DIRECTIVE 1 -
Copy the listing lines verbatim, beginning with the line containing "- guard-house-windows: [103, 139, 179, 165]" and continuing through the line containing "- sign-text: 警卫室: [125, 125, 146, 135]".

SOURCE PASSAGE -
* START *

Case Study: CAN Anchor a Residence With Stone
Druid Grove is a modest London terrace that has been quietly but radically reimagined. Set on a residential street in East Dulwich, the three-bedroom house has been extended and refurbished by CAN for a visual artist client, transforming a familiar typology into something closer to a spatial artwork. The project demonstrates how material choices, construction processes and architectural narrative can work together to create a domestic environment that feels both experimental and deeply grounded, with a direct connection to nature.

Image Credit: Felix Speller
The most literal connection to nature sits just beyond the rear extension. In the garden stands a single upright stone, or menhir, acting as a privacy screen and symbolic anchor. Selected by the client and architect from a stone farm in Cornwall, the rock was craned delicately over the house into position. Geological history is embedded in the project here: the stone was last moved by glacial action some 15,000 years ago. Its presence introduces weight, age and a sense of protection, contrasting sharply with the lightweight steel canopy that shelters the patio.

* END *

DIRECTIVE 2 -
In the Druid Grove case study, why does geological history count as embedded in the project?

THE RECORDS -
* START *

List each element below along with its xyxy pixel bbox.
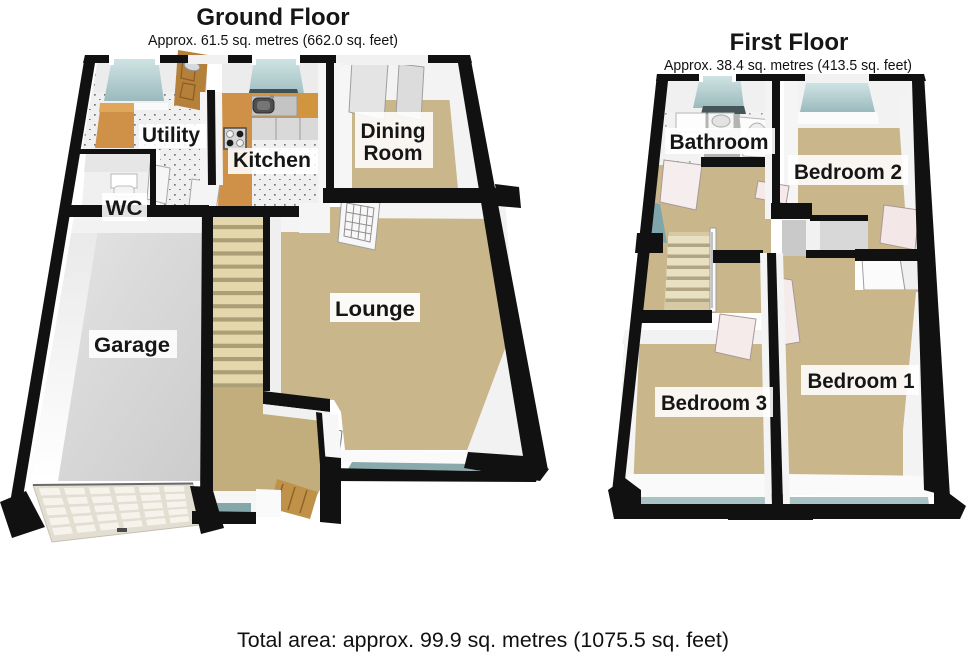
svg-text:Lounge: Lounge [335,298,415,321]
svg-text:Bedroom 3: Bedroom 3 [661,392,767,415]
svg-text:Total area: approx. 99.9 sq. m: Total area: approx. 99.9 sq. metres (107… [237,629,729,652]
svg-text:Dining: Dining [361,120,426,143]
svg-text:Room: Room [364,142,423,165]
svg-text:Bathroom: Bathroom [670,131,769,154]
svg-text:Bedroom 1: Bedroom 1 [808,370,915,393]
svg-text:Garage: Garage [94,334,170,357]
svg-text:Bedroom 2: Bedroom 2 [794,161,902,184]
svg-text:Approx. 38.4 sq. metres (413.5: Approx. 38.4 sq. metres (413.5 sq. feet) [664,58,912,74]
svg-text:Approx. 61.5 sq. metres (662.0: Approx. 61.5 sq. metres (662.0 sq. feet) [148,33,398,49]
svg-text:Ground Floor: Ground Floor [196,4,349,31]
svg-text:Kitchen: Kitchen [233,149,311,172]
svg-text:First Floor: First Floor [730,29,849,56]
svg-text:Utility: Utility [142,124,200,147]
svg-text:WC: WC [106,197,143,220]
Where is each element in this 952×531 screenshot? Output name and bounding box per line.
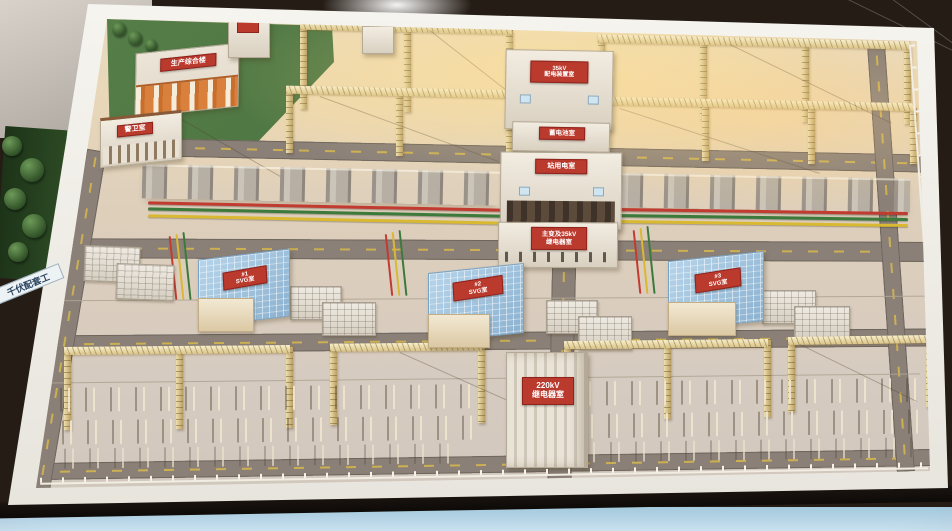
- guard-house-windows: [103, 139, 179, 165]
- transformer-row-east: [618, 173, 911, 213]
- transformer-relay-building: 主变及35kV 继电器室: [498, 222, 618, 269]
- sign-text: 站用电室: [547, 163, 575, 171]
- substation-yard: 生产综合楼 警卫室 35kV 配电装置室 蓄电池室 站用电室: [0, 0, 952, 531]
- switchgear-row: [558, 409, 920, 438]
- lattice-tower: [286, 89, 293, 153]
- switchgear-row: [62, 415, 480, 444]
- sign-line2: 继电器室: [546, 238, 572, 245]
- lattice-tower: [702, 103, 709, 161]
- relay-220kv-building: 220kV 继电器室: [506, 352, 588, 468]
- station-power-building: 站用电室: [500, 151, 623, 230]
- sign-text: 警卫室: [125, 125, 146, 135]
- relay-220kv-sign: 220kV 继电器室: [522, 377, 574, 405]
- equipment-rack: [322, 302, 376, 336]
- lattice-tower: [764, 339, 771, 417]
- svg1-sign: #1 SVG室: [223, 265, 268, 291]
- gantry-beam: [596, 97, 916, 112]
- tree: [128, 31, 142, 45]
- tree: [4, 188, 26, 210]
- svg3-building-wall: [668, 302, 736, 336]
- lattice-tower: [300, 25, 307, 109]
- tree: [2, 136, 22, 156]
- lattice-tower: [404, 28, 411, 112]
- switchgear-building: 35kV 配电装置室: [504, 49, 613, 131]
- admin-building-sign: 生产综合楼: [160, 53, 216, 72]
- transformer-row-west: [142, 164, 501, 205]
- tree: [8, 242, 28, 262]
- substation-model-photo: 生产综合楼 警卫室 35kV 配电装置室 蓄电池室 站用电室: [0, 0, 952, 531]
- svg2-building-wall: [428, 314, 490, 348]
- tree: [112, 22, 126, 36]
- gantry-beam: [64, 345, 290, 355]
- svg1-building-wall: [198, 298, 254, 332]
- window: [519, 187, 530, 196]
- svg3-sign: #3 SVG室: [695, 267, 742, 293]
- lattice-tower: [808, 106, 815, 164]
- sign-text: 生产综合楼: [171, 57, 206, 68]
- sign-line2: SVG室: [469, 287, 488, 296]
- guard-house: 警卫室: [100, 110, 182, 169]
- relay-building-windows: [505, 252, 611, 263]
- window: [593, 187, 604, 196]
- admin-building: 生产综合楼: [134, 42, 239, 117]
- busbar-yellow: [612, 220, 908, 227]
- tree: [145, 39, 157, 51]
- tree: [20, 158, 44, 182]
- battery-building: 蓄电池室: [512, 121, 611, 153]
- battery-building-sign: 蓄电池室: [539, 127, 585, 141]
- window: [520, 94, 531, 103]
- sign-line2: SVG室: [709, 279, 728, 288]
- tree: [22, 214, 46, 238]
- small-outbuilding: [362, 26, 394, 54]
- lattice-tower: [478, 343, 485, 423]
- switchgear-row: [556, 378, 920, 406]
- sign-text: 蓄电池室: [549, 130, 575, 137]
- sign-line2: 继电器室: [532, 391, 564, 400]
- svg2-sign: #2 SVG室: [453, 275, 504, 302]
- transformer-relay-sign: 主变及35kV 继电器室: [531, 227, 587, 250]
- road-dashes: [54, 247, 910, 253]
- switchgear-row: [60, 384, 480, 412]
- equipment-rack: [794, 306, 850, 340]
- sign-line2: 配电装置室: [544, 72, 574, 79]
- equipment-rack: [115, 263, 174, 301]
- sign-line2: SVG室: [236, 276, 255, 286]
- window: [588, 96, 599, 105]
- switchgear-building-sign: 35kV 配电装置室: [530, 60, 588, 83]
- guard-house-sign: 警卫室: [117, 122, 153, 138]
- station-power-sign: 站用电室: [535, 159, 587, 174]
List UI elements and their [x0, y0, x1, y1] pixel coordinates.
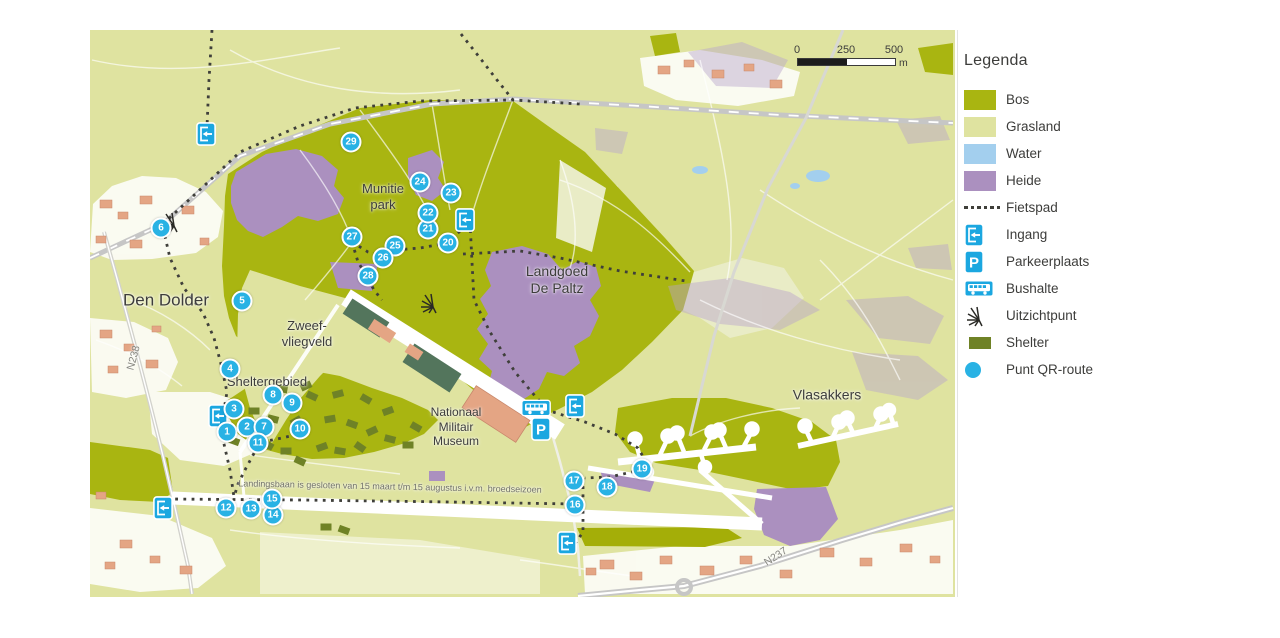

* END *

OUTPUT 1 -
- guard-house-windows: [103, 139, 179, 165]
- transformer-row-east: [618, 173, 911, 213]
- transformer-relay-building: 主变及35kV 继电器室: [498, 222, 618, 269]
- sign-text: 站用电室: [547, 163, 575, 171]
- substation-yard: 生产综合楼 警卫室 35kV 配电装置室 蓄电池室 站用电室: [0, 0, 952, 531]
- switchgear-row: [558, 409, 920, 438]
- lattice-tower: [286, 89, 293, 153]
- switchgear-row: [62, 415, 480, 444]
- sign-line2: 继电器室: [546, 238, 572, 245]
- lattice-tower: [702, 103, 709, 161]
- relay-220kv-building: 220kV 继电器室: [506, 352, 588, 468]
- station-power-building: 站用电室: [500, 151, 623, 230]
- sign-text: 警卫室: [125, 125, 146, 135]

OUTPUT 2 -
The upright stone in the garden was last moved by glacial action some 15,000 years ago. Its presence brings that geological history into the project.